>> START Entries shown

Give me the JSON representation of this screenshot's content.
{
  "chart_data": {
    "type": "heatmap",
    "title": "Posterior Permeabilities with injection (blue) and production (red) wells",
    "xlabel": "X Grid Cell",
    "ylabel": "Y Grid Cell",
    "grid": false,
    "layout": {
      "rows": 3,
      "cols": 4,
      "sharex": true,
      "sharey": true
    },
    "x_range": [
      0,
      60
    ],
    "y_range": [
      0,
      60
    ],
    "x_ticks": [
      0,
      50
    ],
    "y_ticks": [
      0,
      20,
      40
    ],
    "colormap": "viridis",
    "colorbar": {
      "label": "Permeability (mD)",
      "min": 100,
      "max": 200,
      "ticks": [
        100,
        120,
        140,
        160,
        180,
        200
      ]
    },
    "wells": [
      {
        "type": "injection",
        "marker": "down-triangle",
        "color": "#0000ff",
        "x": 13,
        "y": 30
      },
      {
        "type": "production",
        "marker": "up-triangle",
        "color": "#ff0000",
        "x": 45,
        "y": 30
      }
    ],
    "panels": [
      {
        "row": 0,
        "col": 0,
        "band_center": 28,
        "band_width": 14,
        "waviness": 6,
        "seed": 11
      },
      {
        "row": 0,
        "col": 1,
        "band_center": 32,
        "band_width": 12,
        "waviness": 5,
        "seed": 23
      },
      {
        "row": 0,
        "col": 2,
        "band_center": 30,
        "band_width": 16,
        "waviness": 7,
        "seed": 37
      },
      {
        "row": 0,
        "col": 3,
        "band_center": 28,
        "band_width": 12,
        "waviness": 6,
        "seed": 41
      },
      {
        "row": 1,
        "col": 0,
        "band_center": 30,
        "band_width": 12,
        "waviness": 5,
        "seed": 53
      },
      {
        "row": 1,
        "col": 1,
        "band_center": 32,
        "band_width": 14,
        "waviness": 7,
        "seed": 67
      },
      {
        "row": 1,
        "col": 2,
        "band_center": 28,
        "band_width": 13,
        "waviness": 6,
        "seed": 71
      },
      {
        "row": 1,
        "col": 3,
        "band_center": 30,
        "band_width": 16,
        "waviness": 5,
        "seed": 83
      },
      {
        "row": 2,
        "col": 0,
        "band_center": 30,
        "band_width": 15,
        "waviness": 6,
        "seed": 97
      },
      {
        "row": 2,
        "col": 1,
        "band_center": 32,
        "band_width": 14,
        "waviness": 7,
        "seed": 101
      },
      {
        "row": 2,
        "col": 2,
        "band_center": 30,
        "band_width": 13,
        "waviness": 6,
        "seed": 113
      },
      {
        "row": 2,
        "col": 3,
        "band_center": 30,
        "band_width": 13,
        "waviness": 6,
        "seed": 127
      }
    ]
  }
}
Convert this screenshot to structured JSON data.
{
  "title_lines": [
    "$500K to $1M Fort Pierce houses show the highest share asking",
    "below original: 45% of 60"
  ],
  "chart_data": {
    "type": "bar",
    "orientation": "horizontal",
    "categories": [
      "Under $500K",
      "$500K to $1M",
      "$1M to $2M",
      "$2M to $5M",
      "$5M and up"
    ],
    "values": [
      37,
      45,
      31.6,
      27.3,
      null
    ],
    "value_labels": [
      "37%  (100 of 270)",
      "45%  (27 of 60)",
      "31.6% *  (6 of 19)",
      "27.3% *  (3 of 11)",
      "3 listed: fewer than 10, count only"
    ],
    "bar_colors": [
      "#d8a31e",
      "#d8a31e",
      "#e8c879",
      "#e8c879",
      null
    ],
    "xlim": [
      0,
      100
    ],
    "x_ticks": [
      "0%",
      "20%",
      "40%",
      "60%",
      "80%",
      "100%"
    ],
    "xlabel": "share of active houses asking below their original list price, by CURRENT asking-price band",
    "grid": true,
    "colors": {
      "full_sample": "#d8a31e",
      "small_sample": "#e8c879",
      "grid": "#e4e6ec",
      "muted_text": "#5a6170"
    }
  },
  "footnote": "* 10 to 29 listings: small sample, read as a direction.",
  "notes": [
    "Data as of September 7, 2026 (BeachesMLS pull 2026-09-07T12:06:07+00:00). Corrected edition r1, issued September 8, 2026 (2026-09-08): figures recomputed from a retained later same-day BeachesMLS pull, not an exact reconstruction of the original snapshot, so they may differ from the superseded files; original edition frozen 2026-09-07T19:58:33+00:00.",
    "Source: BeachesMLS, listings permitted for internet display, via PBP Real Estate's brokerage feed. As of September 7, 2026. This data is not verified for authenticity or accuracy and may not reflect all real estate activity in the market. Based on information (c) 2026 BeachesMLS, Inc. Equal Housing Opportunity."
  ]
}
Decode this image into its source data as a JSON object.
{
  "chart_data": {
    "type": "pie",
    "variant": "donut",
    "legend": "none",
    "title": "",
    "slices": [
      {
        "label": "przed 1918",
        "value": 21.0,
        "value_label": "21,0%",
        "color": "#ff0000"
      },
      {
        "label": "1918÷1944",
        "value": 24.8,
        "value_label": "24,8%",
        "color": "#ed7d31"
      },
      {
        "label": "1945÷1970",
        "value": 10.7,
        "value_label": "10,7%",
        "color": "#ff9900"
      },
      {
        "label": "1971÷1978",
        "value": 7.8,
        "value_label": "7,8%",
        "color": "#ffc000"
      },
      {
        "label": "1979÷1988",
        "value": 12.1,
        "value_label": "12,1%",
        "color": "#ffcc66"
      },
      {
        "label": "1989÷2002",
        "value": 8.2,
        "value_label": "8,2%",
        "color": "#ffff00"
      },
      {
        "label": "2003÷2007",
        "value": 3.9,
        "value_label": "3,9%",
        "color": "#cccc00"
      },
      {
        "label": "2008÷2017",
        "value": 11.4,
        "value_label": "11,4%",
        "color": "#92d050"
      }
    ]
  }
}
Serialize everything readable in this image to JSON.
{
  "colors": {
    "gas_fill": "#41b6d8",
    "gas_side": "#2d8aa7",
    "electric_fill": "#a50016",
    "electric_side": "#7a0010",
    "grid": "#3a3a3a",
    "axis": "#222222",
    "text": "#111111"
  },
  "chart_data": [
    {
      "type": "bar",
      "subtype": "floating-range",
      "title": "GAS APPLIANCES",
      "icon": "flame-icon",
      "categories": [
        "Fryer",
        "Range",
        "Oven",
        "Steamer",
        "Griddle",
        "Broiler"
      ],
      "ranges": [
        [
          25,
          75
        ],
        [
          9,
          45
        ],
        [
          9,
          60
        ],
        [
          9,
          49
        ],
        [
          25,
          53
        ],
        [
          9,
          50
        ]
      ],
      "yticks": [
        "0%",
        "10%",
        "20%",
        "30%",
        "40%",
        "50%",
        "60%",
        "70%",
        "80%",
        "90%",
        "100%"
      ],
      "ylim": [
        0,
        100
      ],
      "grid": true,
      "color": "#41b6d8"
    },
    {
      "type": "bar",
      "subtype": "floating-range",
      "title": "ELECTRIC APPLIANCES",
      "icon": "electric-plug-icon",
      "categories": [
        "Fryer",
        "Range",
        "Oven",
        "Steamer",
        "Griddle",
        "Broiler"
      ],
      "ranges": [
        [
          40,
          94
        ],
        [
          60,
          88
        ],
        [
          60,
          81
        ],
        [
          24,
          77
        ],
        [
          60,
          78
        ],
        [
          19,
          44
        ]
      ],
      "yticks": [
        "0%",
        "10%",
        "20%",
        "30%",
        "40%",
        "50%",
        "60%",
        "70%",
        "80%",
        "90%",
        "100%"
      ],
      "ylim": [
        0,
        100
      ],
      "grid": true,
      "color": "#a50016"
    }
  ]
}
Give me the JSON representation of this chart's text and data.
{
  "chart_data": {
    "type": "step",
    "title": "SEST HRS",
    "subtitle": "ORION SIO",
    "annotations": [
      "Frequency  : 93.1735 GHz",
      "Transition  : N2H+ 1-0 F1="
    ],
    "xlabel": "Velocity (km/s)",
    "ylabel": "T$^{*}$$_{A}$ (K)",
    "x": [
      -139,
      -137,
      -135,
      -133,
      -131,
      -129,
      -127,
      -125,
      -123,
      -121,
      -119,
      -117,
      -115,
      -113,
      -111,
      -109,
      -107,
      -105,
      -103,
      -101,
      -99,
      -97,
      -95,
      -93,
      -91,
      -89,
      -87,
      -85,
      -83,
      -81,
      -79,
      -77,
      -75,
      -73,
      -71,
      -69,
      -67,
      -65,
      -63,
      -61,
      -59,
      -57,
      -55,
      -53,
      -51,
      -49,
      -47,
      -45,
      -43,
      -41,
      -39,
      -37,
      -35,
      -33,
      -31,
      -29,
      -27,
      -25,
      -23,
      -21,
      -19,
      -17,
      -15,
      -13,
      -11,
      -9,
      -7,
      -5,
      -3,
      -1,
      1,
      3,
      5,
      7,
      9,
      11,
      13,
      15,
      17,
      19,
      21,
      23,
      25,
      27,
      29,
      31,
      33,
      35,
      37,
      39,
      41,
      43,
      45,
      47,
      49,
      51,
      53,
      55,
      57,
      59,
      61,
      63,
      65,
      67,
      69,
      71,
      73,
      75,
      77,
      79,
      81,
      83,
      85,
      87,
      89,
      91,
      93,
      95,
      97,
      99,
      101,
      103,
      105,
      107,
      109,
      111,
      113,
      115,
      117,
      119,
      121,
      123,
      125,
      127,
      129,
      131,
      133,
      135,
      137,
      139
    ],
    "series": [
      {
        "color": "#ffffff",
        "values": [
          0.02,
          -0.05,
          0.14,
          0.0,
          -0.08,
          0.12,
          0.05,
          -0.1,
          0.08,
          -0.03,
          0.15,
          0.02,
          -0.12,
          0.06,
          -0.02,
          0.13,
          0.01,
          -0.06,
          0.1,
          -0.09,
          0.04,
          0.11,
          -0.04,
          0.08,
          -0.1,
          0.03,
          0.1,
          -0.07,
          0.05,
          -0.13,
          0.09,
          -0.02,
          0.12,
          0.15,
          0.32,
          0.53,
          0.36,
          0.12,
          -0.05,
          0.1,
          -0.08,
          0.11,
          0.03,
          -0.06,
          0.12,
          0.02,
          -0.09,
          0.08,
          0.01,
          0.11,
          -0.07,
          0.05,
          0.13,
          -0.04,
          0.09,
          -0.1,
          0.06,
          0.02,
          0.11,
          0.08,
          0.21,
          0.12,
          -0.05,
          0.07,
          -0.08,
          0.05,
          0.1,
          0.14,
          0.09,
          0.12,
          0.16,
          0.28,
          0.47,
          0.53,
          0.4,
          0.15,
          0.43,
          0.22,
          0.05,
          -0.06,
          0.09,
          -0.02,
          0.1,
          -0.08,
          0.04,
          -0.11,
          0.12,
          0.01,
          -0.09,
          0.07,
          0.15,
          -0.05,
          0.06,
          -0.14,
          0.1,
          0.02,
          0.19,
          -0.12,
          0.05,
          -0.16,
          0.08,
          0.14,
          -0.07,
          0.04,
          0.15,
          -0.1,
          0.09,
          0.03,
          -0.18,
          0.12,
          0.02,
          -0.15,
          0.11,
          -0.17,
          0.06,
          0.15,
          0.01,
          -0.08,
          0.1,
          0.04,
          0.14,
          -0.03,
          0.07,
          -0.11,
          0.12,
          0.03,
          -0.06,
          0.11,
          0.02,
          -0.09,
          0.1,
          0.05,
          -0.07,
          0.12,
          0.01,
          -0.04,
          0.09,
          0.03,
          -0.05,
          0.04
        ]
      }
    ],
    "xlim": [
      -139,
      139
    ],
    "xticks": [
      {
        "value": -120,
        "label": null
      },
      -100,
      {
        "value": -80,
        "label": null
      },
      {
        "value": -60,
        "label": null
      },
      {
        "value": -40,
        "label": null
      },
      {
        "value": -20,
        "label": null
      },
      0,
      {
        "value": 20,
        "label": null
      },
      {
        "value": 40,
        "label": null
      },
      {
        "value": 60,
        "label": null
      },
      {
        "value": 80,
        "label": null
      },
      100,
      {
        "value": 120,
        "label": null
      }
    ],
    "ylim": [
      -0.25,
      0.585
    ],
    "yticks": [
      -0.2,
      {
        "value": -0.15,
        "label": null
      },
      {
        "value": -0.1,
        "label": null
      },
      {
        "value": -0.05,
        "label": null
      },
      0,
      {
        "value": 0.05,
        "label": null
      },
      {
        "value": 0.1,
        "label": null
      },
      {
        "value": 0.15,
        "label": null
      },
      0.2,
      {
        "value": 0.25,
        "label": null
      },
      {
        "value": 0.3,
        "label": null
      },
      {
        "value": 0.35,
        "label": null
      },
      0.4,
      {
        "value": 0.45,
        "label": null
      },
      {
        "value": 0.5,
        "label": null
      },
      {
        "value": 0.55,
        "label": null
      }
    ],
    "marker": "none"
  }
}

>> END Entries shown

• **Problem description**:
Extract all lines from the material above that include the word "wells".

• **Task result**:
    "title": "Posterior Permeabilities with injection (blue) and production (red) wells",
    "wells": [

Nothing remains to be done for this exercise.